YOUR OBJECTIVE: All of the material below is to be restated word for word, apart from the pictures.
** Start of DATA ENTRIES **
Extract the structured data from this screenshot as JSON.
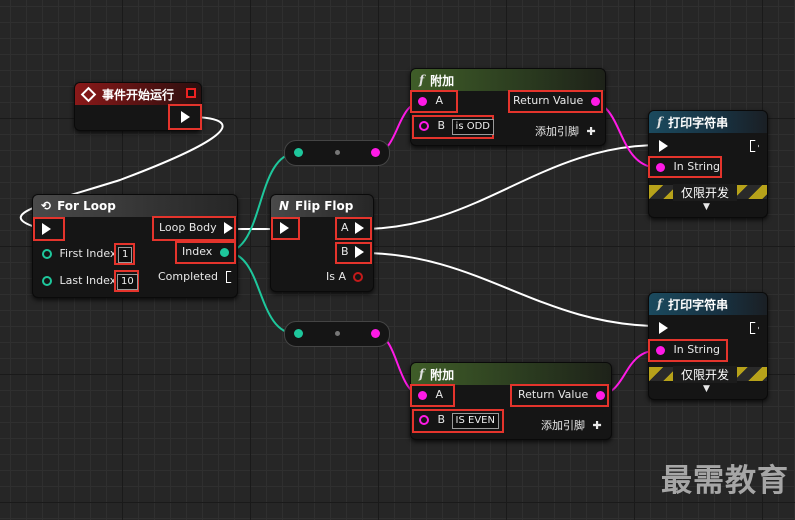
{
  "event_node": {
    "title": "事件开始运行"
  },
  "for_loop": {
    "title": "For Loop",
    "first_index_label": "First Index",
    "first_index_value": "1",
    "last_index_label": "Last Index",
    "last_index_value": "10",
    "loop_body_label": "Loop Body",
    "index_label": "Index",
    "completed_label": "Completed"
  },
  "flip_flop": {
    "title": "Flip Flop",
    "a_label": "A",
    "b_label": "B",
    "is_a_label": "Is A"
  },
  "append_top": {
    "title": "附加",
    "a_label": "A",
    "b_label": "B",
    "b_value": "is ODD",
    "return_label": "Return Value",
    "add_pin_label": "添加引脚"
  },
  "append_bottom": {
    "title": "附加",
    "a_label": "A",
    "b_label": "B",
    "b_value": "IS EVEN",
    "return_label": "Return Value",
    "add_pin_label": "添加引脚"
  },
  "print_top": {
    "title": "打印字符串",
    "in_string_label": "In String",
    "dev_only_label": "仅限开发"
  },
  "print_bottom": {
    "title": "打印字符串",
    "in_string_label": "In String",
    "dev_only_label": "仅限开发"
  },
  "watermark": "最需教育",
  "colors": {
    "exec_wire": "#ffffff",
    "int_wire": "#1ec79c",
    "string_wire": "#ff1ae6",
    "highlight": "#e4342c",
    "event_header": "#8a1919",
    "function_header": "#1b4a5e"
  }
}
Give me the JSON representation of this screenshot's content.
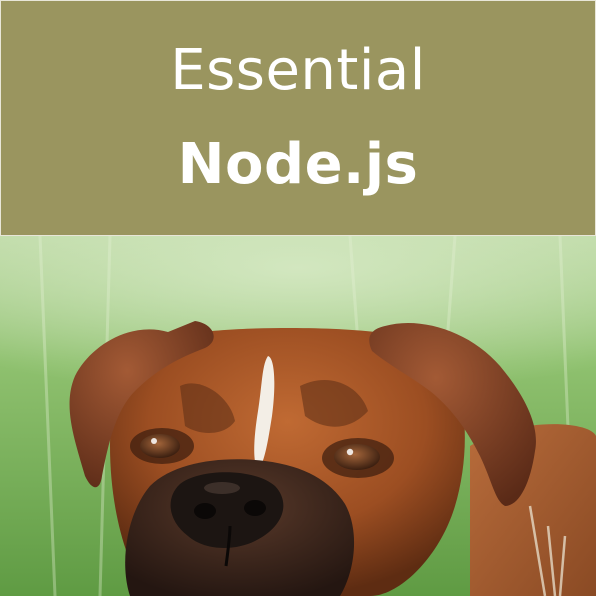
{
  "cover": {
    "title_line1": "Essential",
    "title_line2": "Node.js",
    "band_color": "#9a955f",
    "illustration": "boxer-dog-photo"
  }
}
** End of DATA ENTRIES **
RESPONSE TO THE TASK:
Extract the structured data from this screenshot as JSON.
{
  "event_node": {
    "title": "事件开始运行"
  },
  "for_loop": {
    "title": "For Loop",
    "first_index_label": "First Index",
    "first_index_value": "1",
    "last_index_label": "Last Index",
    "last_index_value": "10",
    "loop_body_label": "Loop Body",
    "index_label": "Index",
    "completed_label": "Completed"
  },
  "flip_flop": {
    "title": "Flip Flop",
    "a_label": "A",
    "b_label": "B",
    "is_a_label": "Is A"
  },
  "append_top": {
    "title": "附加",
    "a_label": "A",
    "b_label": "B",
    "b_value": "is ODD",
    "return_label": "Return Value",
    "add_pin_label": "添加引脚"
  },
  "append_bottom": {
    "title": "附加",
    "a_label": "A",
    "b_label": "B",
    "b_value": "IS EVEN",
    "return_label": "Return Value",
    "add_pin_label": "添加引脚"
  },
  "print_top": {
    "title": "打印字符串",
    "in_string_label": "In String",
    "dev_only_label": "仅限开发"
  },
  "print_bottom": {
    "title": "打印字符串",
    "in_string_label": "In String",
    "dev_only_label": "仅限开发"
  },
  "watermark": "最需教育",
  "colors": {
    "exec_wire": "#ffffff",
    "int_wire": "#1ec79c",
    "string_wire": "#ff1ae6",
    "highlight": "#e4342c",
    "event_header": "#8a1919",
    "function_header": "#1b4a5e"
  }
}
Give me the JSON representation of this screenshot's content.
{
  "cover": {
    "title_line1": "Essential",
    "title_line2": "Node.js",
    "band_color": "#9a955f",
    "illustration": "boxer-dog-photo"
  }
}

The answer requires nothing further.